■ DAFTAR TUGAS:
1 > Dalam teks tafsir, apa yang menurut As-Saddi mereka lemparkan di belakang punggungnya?
2 > Tentukan apakah pernyataan berikut sesuai dengan teks tafsir: (a) Huzaifah ibnul Yaman dan Abdullah ibnu Abbas disebut telah mengatakan hal yang sama; (b) mereka disuruh menyembah banyak tuhan; (c) teks tafsir mencantumkan At-Taubah ayat 32-33.
3 > Tuliskan tanpa perubahan bagian teks tafsir yang dimulai pada kata-kata "Maksudnya, Tuhan yang" dan berakhir setelah kata-kata "diputuskan-Nya harus dilaksanakan.".

■ TEKS YANG DIBERIKAN:

______________________________

Hal yang sama telah dikatakan oleh Huzaifah ibnul Yaman, Abdullah ibnu Abbas, dan lain-lainnya sehubungan dengan tafsir firman-Nya: Mereka menjadikan orang-orang alimnya dan rahib-rahib mereka sebagai Tuhan selain Allah. (At-Taubah: 31) Bahwa sesungguhnya mereka mengikuti ulama dan rahibnya dalam semua yang dihalalkan dan yang diharamkan oleh mereka.
As-Saddi mengatakan, "Mereka meminta saran dari orang-orang alim mereka, sedangkan Kitabullah mereka lemparkan di belakang punggungnya."
Karena itulah Allah Swt. berfirman:
{وَمَا أُمِرُوا إِلا لِيَعْبُدُوا إِلَهًا وَاحِدًا}
padahal mereka hanya disuruh menyembah Tuhan Yang Maha Esa. (At-Taubah: 31)
Maksudnya, Tuhan yang apabila mengharamkan sesuatu, maka jadilah sesuatu itu diharamkan, apa yang dihalalkan-Nya menjadi halal, apa yang disyariatkan-Nya (diperintahkan-Nya) harus diikuti, dan apa yang telah diputuskan-Nya harus dilaksanakan.
{لَا إِلَهَ إِلا هُوَ سُبْحَانَهُ عَمَّا يُشْرِكُونَ}
Tidak ada Tuhan selain Dia, Mahasuci Allah dari apa yang mereka persekutukan. (At-Taubah: 31)
Yakni Mahatinggi, Mahasuci, dan Mahabersih Allah dari sekutu-sekutu, tandingan-tandingan, pembantu-pembantu, serta lawan-lawan dan anak. Tidak ada Tuhan selain Dia, dan tidak ada Rabb selain Dia.

At-Taubah, ayat 32-33
{يُرِيدُونَ أَنْ يُطْفِئُوا نُورَ اللَّهِ بِأَفْوَاهِهِمْ وَيَأْبَى اللَّهُ إِلا أَنْ يُتِمَّ نُورَهُ وَلَوْ كَرِهَ الْكَافِرُونَ (32) هُوَ الَّذِي أَرْسَلَ رَسُولَهُ بِالْهُدَى وَدِينِ الْحَقِّ لِيُظْهِرَهُ عَلَى الدِّينِ كُلِّهِ وَلَوْ كَرِهَ الْمُشْرِكُونَ (33) }
Mereka berkehendak memadamkan cahaya (agama) Allah dengan mulut (ucapan-ucapan) mereka, dan Allah tidak menghendaki selain menyempurnakan cahaya-Nya, walaupun orang-orang yang kafir tidak menyukai. Dialah yang telah mengutus Rasul-Nya (dengan membawa) petunjuk (Al-Qur'an) dan agama yang benar untuk dimenangkan-Nya atas segala agama, walaupun orang-orang musyrik tidak menyukai.

______________________________

■ ITEM YANG DITAMPILKAN:
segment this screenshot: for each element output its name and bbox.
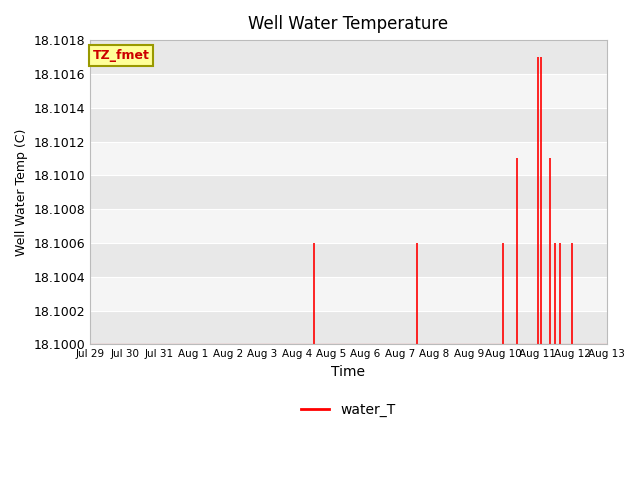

______________________________

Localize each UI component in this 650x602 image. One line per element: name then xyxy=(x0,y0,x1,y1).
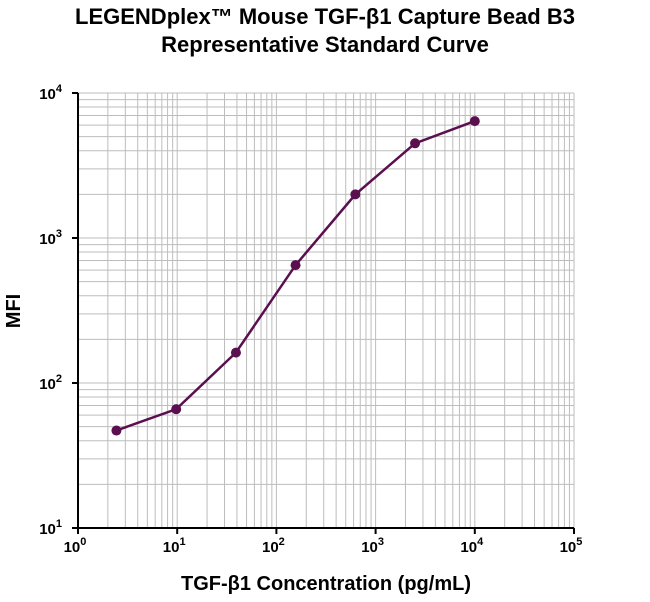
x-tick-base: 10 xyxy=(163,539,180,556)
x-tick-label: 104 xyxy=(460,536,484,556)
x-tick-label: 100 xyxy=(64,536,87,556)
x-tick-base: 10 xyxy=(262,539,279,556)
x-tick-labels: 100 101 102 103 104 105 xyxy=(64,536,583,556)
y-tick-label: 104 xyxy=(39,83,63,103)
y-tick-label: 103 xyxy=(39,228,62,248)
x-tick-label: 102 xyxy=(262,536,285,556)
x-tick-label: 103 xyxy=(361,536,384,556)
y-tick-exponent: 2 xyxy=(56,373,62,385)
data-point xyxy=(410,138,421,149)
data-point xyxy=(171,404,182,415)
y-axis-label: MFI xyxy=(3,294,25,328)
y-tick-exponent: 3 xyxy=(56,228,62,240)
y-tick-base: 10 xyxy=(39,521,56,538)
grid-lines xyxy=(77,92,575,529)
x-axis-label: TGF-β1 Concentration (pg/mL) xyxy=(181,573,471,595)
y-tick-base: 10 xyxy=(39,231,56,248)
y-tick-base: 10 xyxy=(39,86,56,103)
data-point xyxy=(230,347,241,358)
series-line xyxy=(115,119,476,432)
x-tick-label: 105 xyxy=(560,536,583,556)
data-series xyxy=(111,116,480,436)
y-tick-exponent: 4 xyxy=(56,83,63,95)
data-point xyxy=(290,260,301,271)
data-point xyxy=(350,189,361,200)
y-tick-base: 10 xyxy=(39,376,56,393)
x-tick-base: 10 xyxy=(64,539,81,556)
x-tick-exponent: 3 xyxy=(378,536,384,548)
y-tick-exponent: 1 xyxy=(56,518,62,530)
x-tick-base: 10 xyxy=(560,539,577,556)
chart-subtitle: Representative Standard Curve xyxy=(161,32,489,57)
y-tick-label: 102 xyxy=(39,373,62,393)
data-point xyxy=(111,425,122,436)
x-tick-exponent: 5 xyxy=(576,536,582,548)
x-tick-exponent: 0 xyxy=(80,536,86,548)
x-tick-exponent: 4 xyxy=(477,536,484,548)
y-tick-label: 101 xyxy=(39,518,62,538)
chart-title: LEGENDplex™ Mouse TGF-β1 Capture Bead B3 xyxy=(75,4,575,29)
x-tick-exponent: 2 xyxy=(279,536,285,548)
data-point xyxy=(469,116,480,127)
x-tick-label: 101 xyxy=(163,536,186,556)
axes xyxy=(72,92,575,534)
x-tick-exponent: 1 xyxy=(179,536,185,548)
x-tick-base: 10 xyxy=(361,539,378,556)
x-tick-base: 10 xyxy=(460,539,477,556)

______________________________

■ JAWABAN TIAP TUGAS:
1 > Menurut As-Saddi, mereka melemparkan Kitabullah di belakang punggungnya.

2 >
(a) Ya, karena teks menyatakan "Hal yang sama telah dikatakan oleh Huzaifah ibnul Yaman, Abdullah ibnu Abbas, dan lain-lainnya".
(b) Tidak, karena teks menyatakan "padahal mereka hanya disuruh menyembah Tuhan Yang Maha Esa."
(c) Ya, karena teks memuat judul "At-Taubah, ayat 32-33".

3 >
Maksudnya, Tuhan yang apabila mengharamkan sesuatu, maka jadilah sesuatu itu diharamkan, apa yang dihalalkan-Nya menjadi halal, apa yang disyariatkan-Nya (diperintahkan-Nya) harus diikuti, dan apa yang telah diputuskan-Nya harus dilaksanakan.